◆ **WHAT TO WORK ON**:
Among the lines listed below, count those that include the string "color", and state only the count.

## Begin AVAILABLE RECORDS

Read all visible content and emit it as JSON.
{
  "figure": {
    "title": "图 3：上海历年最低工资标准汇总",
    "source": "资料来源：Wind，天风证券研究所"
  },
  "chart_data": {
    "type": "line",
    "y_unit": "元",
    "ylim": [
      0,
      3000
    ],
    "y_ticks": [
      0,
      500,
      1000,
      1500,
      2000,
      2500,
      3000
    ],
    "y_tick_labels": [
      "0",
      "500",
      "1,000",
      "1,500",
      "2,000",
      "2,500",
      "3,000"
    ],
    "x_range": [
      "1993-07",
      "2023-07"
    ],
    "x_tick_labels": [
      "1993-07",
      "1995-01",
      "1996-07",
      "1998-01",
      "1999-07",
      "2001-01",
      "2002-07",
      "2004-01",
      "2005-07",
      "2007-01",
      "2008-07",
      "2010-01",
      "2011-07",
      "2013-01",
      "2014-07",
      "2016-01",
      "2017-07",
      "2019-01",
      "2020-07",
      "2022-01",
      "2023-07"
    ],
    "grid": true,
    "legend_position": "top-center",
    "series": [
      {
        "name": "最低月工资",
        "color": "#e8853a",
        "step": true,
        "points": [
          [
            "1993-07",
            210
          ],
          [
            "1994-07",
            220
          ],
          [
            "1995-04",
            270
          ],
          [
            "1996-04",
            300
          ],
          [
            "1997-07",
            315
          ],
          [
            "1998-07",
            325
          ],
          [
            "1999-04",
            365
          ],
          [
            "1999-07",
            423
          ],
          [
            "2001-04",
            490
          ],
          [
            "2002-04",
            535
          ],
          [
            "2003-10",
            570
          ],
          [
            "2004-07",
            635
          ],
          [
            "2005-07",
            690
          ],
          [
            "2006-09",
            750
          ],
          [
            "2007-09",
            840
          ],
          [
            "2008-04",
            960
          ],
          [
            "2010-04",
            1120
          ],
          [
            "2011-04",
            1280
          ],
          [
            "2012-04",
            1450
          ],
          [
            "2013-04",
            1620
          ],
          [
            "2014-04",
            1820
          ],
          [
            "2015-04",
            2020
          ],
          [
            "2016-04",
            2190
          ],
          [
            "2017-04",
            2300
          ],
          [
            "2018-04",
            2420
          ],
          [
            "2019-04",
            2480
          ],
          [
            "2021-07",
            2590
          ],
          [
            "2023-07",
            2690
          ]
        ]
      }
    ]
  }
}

## End AVAILABLE RECORDS
## Begin AVAILABLE RECORDS

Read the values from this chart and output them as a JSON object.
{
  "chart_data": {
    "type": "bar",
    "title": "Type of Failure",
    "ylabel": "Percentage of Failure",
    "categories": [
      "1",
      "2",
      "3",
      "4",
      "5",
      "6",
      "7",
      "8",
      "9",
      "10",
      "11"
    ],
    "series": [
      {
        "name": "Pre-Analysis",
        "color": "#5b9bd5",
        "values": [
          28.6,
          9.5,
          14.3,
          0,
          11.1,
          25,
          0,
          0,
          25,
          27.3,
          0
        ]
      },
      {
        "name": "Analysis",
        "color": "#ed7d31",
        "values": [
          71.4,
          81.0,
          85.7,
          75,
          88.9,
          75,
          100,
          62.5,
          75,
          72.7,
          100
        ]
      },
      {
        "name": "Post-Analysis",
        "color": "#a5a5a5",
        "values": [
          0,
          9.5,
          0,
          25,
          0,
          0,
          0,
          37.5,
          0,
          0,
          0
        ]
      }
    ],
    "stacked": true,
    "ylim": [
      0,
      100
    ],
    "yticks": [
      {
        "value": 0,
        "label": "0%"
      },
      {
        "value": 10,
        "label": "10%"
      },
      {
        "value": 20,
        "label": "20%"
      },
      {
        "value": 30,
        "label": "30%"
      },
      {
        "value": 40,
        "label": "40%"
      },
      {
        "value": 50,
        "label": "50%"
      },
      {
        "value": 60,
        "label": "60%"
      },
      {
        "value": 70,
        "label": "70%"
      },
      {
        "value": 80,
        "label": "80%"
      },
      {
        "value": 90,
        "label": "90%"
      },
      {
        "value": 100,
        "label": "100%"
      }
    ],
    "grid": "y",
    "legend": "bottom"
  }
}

## End AVAILABLE RECORDS

◆ **TASK SOLUTION**:
4